## Aufgabenstellung:
Schreiben Sie aus dem Text über Tierskulpturen in Berlin die Passage wortgetreu ab, beginnend mit "Eine kleine Safari" und fortlaufend bis einschließlich "dieser Bronzeplastik sofort.".

## Bereitgestellter Auszug:
Eine kleine Safari durch Berlin zeigt eine fantastische Artenvielfalt, für die kein Eintritt bezahlt werden muss und bei der Streicheln unbedingt erlaubt ist.
Tierskulpturen sind meistens in Nähe von Zoo und Tierparks anzutreffen. So wurden im Berliner Zoo der Nilpferdlegende Knautschke und dem beliebten Gorilla Bobby individuelle Denkmäler gesetzt. Vor dem Tierpark in Friedrichsfelde, etwas abseits in der Nähe des Parkplatzes, steht das 1962 erschaffene, namenlose Bisonstier des Bildhauers Dietrich Rohde. Das Zusammenspiel aus dem typischen, überragenden Schulterbuckel, den stabilen Vorderbeinen und dem eichelförmigen Riesenkopf beeindrucken bei dieser Bronzeplastik sofort.
Trotz der mächtigen Proportionen hat der Bison eine friedliche Ausstrahlung, es geht eine große Ruhe von ihm aus. Wer sich neben den gigantischen Wiederkäuer stellt, fühlt sich gleich von ihm beschützt. Seine mit Flicken und Patina versehene Oberfläche lädt zum Anfassen und Umarmen ein. Er steht hier stellvertretend für eine der ältesten Arten und eine der über siebzig Kunstwerke im Tierpark - ganz still für sich. (Am Tierpark 125, Friedrichsfelde)
Durch seine Wappenbedeutung ist der Bär in Berlin wahrscheinlich der Tierskulpturen-Spitzenreiter. Abgesehen von der Überpopulation der touristischen Buddy-Bären ist er mit über hundert Artgenossen vor Ort durchaus gut vertreten. Schon bei der Einfahrt über die Autobahn nach Berlin-Zehlendorf zum Beispiel heißt die Bärenplastik von Künstlerin Renée Sintenis die Besuchenden willkommen. Bärenskulpturen finden sich auch an drei anderen Straßenübergängen von Brandenburg nach Berlin.

Einträge mit Begrenzungsrahmen

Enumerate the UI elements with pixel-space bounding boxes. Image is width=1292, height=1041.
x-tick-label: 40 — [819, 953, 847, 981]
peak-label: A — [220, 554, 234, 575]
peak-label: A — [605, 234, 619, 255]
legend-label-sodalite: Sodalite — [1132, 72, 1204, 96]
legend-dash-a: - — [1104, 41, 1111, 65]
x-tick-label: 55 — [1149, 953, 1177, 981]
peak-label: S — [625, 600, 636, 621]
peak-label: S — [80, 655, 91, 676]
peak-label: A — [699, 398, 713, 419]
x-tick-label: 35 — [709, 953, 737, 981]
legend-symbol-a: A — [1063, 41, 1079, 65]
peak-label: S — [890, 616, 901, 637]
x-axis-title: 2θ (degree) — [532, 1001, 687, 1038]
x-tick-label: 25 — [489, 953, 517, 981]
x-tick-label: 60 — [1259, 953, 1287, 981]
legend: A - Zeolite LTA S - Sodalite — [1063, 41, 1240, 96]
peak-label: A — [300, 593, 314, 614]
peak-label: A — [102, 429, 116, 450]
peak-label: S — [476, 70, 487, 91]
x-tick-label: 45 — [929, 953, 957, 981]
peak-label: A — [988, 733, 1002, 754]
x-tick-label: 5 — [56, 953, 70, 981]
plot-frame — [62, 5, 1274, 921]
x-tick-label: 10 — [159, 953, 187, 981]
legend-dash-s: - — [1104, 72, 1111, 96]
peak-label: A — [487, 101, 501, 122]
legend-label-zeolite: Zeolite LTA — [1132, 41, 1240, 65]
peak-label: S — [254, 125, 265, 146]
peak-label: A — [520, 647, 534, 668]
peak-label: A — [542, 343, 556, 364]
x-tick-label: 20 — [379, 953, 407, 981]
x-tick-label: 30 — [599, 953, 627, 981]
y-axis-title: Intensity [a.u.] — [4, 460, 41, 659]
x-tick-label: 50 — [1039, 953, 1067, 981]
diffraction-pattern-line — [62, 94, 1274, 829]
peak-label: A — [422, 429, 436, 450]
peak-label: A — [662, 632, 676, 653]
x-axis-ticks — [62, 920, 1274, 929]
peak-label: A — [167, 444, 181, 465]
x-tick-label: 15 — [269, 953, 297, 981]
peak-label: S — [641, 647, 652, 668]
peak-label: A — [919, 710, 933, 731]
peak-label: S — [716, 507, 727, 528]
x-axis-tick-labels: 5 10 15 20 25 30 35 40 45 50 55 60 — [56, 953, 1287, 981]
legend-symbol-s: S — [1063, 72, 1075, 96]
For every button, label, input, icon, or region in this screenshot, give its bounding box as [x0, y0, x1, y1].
--
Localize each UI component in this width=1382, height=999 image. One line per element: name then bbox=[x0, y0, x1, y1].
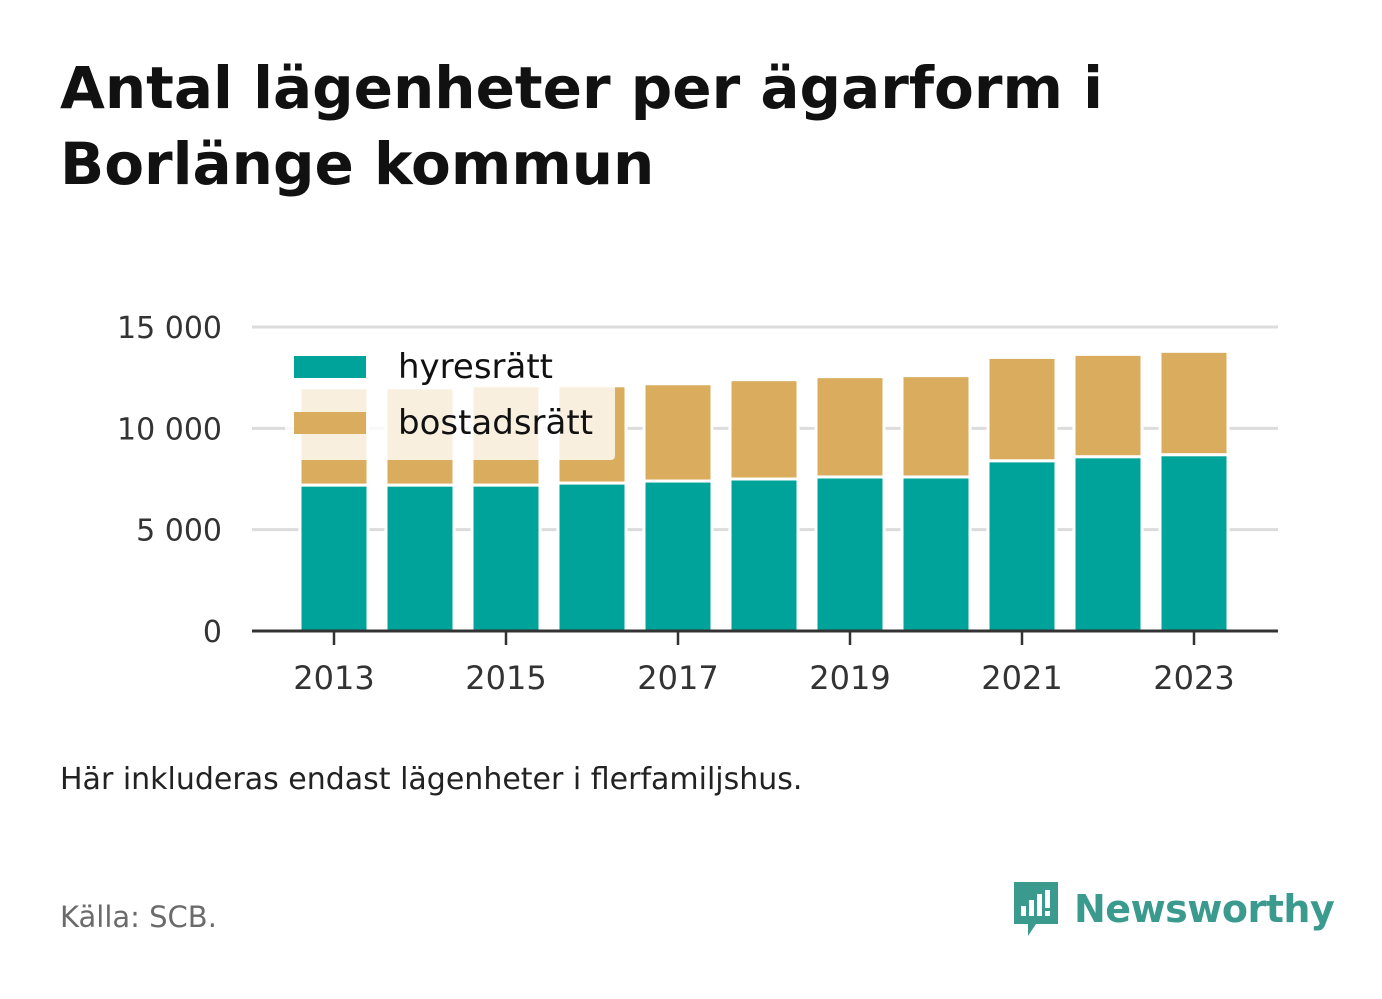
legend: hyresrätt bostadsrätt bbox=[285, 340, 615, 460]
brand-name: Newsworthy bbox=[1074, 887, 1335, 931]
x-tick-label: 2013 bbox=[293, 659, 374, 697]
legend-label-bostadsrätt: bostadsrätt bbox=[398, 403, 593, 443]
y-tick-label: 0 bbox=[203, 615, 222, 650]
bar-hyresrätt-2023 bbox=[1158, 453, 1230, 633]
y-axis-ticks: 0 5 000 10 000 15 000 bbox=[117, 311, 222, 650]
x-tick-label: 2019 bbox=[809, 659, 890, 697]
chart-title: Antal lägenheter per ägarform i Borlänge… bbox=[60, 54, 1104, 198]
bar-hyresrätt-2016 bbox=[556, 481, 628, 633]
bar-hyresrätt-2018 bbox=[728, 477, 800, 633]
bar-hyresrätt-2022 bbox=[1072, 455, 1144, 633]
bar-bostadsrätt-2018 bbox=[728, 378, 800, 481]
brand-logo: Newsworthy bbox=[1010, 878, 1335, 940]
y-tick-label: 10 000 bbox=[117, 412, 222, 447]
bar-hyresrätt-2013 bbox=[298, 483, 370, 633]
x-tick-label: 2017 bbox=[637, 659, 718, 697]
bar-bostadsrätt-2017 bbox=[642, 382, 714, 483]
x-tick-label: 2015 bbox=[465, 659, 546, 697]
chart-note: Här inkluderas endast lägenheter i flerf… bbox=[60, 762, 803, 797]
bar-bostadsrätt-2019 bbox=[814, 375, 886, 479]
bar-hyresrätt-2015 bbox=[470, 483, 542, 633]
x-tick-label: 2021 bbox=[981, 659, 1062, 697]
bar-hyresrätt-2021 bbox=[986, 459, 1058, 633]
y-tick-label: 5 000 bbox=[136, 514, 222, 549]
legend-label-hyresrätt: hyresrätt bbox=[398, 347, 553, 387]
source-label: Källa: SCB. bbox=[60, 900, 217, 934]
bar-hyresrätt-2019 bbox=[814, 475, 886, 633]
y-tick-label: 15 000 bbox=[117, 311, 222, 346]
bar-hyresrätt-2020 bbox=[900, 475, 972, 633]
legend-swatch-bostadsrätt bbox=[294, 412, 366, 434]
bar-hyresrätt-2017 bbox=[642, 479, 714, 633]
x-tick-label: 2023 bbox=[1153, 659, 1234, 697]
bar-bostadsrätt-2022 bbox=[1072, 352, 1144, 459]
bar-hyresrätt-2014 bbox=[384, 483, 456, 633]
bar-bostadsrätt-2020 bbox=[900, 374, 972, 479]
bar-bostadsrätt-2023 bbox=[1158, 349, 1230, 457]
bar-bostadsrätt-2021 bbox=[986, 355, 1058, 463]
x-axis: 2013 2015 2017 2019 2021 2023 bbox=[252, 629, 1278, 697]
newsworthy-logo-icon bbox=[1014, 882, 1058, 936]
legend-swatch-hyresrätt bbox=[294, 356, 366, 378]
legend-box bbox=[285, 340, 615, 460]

## Antwort:
Eine kleine Safari durch Berlin zeigt eine fantastische Artenvielfalt, für die kein Eintritt bezahlt werden muss und bei der Streicheln unbedingt erlaubt ist.
Tierskulpturen sind meistens in Nähe von Zoo und Tierparks anzutreffen. So wurden im Berliner Zoo der Nilpferdlegende Knautschke und dem beliebten Gorilla Bobby individuelle Denkmäler gesetzt. Vor dem Tierpark in Friedrichsfelde, etwas abseits in der Nähe des Parkplatzes, steht das 1962 erschaffene, namenlose Bisonstier des Bildhauers Dietrich Rohde. Das Zusammenspiel aus dem typischen, überragenden Schulterbuckel, den stabilen Vorderbeinen und dem eichelförmigen Riesenkopf beeindrucken bei dieser Bronzeplastik sofort.